=== Instructions to follow ===
Scan the data below for the string "name". Show every line where it turns up.

=== Stored data ===
○ ○ ○ ○ ○
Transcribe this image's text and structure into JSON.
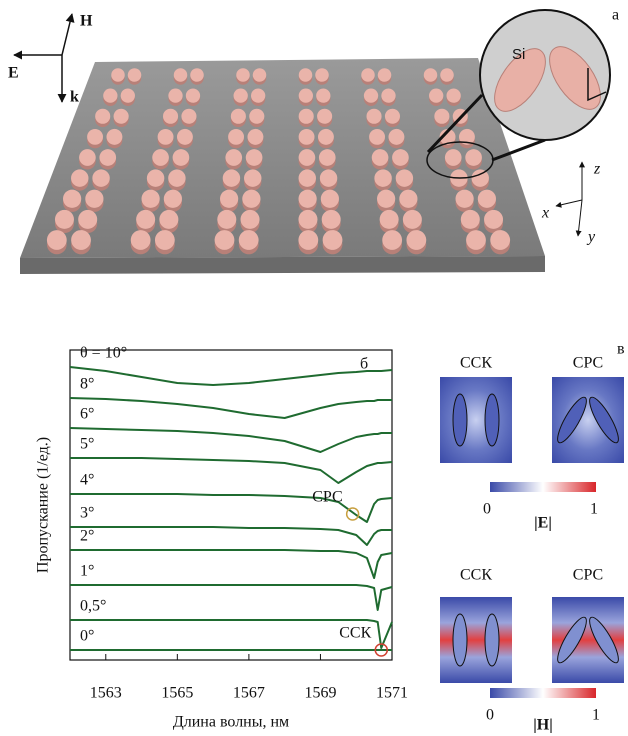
{
  "panel_a": {
    "label": "а",
    "vectors": {
      "h": "H",
      "e": "E",
      "k": "k"
    },
    "inset": "Si",
    "axes": {
      "x": "x",
      "y": "y",
      "z": "z"
    }
  },
  "chart_data": {
    "type": "line",
    "panel_label": "б",
    "x_label": "Длина волны, нм",
    "y_label": "Пропускание (1/ед.)",
    "color": "#1f6b30",
    "xlim": [
      1562,
      1571
    ],
    "ylim": [
      0,
      31
    ],
    "xticks": [
      1563,
      1565,
      1567,
      1569,
      1571
    ],
    "x": [
      1562,
      1563,
      1564,
      1565,
      1566,
      1567,
      1568,
      1569,
      1569.5,
      1570,
      1570.3,
      1570.5,
      1570.6,
      1570.7,
      1571
    ],
    "series": [
      {
        "name": "θ = 10°",
        "values": [
          29.3,
          28.9,
          28.3,
          27.7,
          27.5,
          27.7,
          28.1,
          28.5,
          28.7,
          28.8,
          28.9,
          28.9,
          28.9,
          28.9,
          29.0
        ]
      },
      {
        "name": "8°",
        "values": [
          26.2,
          26.1,
          25.9,
          25.6,
          25.2,
          24.6,
          24.2,
          25.2,
          25.6,
          25.8,
          25.9,
          25.9,
          26.0,
          26.0,
          26.0
        ]
      },
      {
        "name": "6°",
        "values": [
          23.2,
          23.1,
          23.0,
          22.9,
          22.7,
          22.4,
          21.9,
          20.8,
          21.6,
          22.3,
          22.5,
          22.6,
          22.6,
          22.7,
          22.7
        ]
      },
      {
        "name": "5°",
        "values": [
          20.2,
          20.2,
          20.2,
          20.1,
          20.0,
          19.9,
          19.7,
          19.0,
          17.7,
          18.8,
          19.4,
          19.6,
          19.7,
          19.7,
          19.8
        ]
      },
      {
        "name": "4°",
        "values": [
          16.6,
          16.6,
          16.6,
          16.6,
          16.5,
          16.5,
          16.4,
          16.2,
          15.8,
          14.5,
          13.8,
          15.6,
          16.0,
          16.1,
          16.2
        ]
      },
      {
        "name": "3°",
        "values": [
          13.3,
          13.3,
          13.3,
          13.3,
          13.3,
          13.2,
          13.2,
          13.1,
          13.0,
          12.5,
          11.5,
          12.6,
          12.9,
          13.0,
          13.0
        ]
      },
      {
        "name": "2°",
        "values": [
          11.0,
          11.0,
          11.0,
          11.0,
          11.0,
          11.0,
          11.0,
          10.9,
          10.9,
          10.7,
          10.2,
          8.2,
          9.8,
          10.5,
          10.7
        ]
      },
      {
        "name": "1°",
        "values": [
          7.5,
          7.5,
          7.5,
          7.5,
          7.5,
          7.5,
          7.5,
          7.5,
          7.5,
          7.5,
          7.4,
          7.2,
          5.0,
          7.0,
          7.3
        ]
      },
      {
        "name": "0,5°",
        "values": [
          4.0,
          4.0,
          4.0,
          4.0,
          4.0,
          4.0,
          4.0,
          4.0,
          4.0,
          4.0,
          4.0,
          3.9,
          3.8,
          1.2,
          3.8
        ]
      },
      {
        "name": "0°",
        "values": [
          1.0,
          1.0,
          1.0,
          1.0,
          1.0,
          1.0,
          1.0,
          1.0,
          1.0,
          1.0,
          1.0,
          1.0,
          1.0,
          1.0,
          1.0
        ]
      }
    ],
    "annotations": [
      {
        "text": "СРС",
        "x": 1569.9,
        "y": 14.6,
        "color": "#c8a040"
      },
      {
        "text": "ССК",
        "x": 1570.7,
        "y": 1.0,
        "color": "#d04030"
      }
    ]
  },
  "panel_c": {
    "label": "в",
    "e_field": {
      "titles": [
        "ССК",
        "СРС"
      ],
      "colorbar": {
        "min": 0,
        "max": 1,
        "label": "|E|"
      }
    },
    "h_field": {
      "titles": [
        "ССК",
        "СРС"
      ],
      "colorbar": {
        "min": 0,
        "max": 1,
        "label": "|H|"
      }
    }
  }
}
○ ○ ○ ○ ○
=== Answer for this exercise ===
        "name": "θ = 10°",
        "name": "8°",
        "name": "6°",
        "name": "5°",
        "name": "4°",
        "name": "3°",
        "name": "2°",
        "name": "1°",
        "name": "0,5°",
        "name": "0°",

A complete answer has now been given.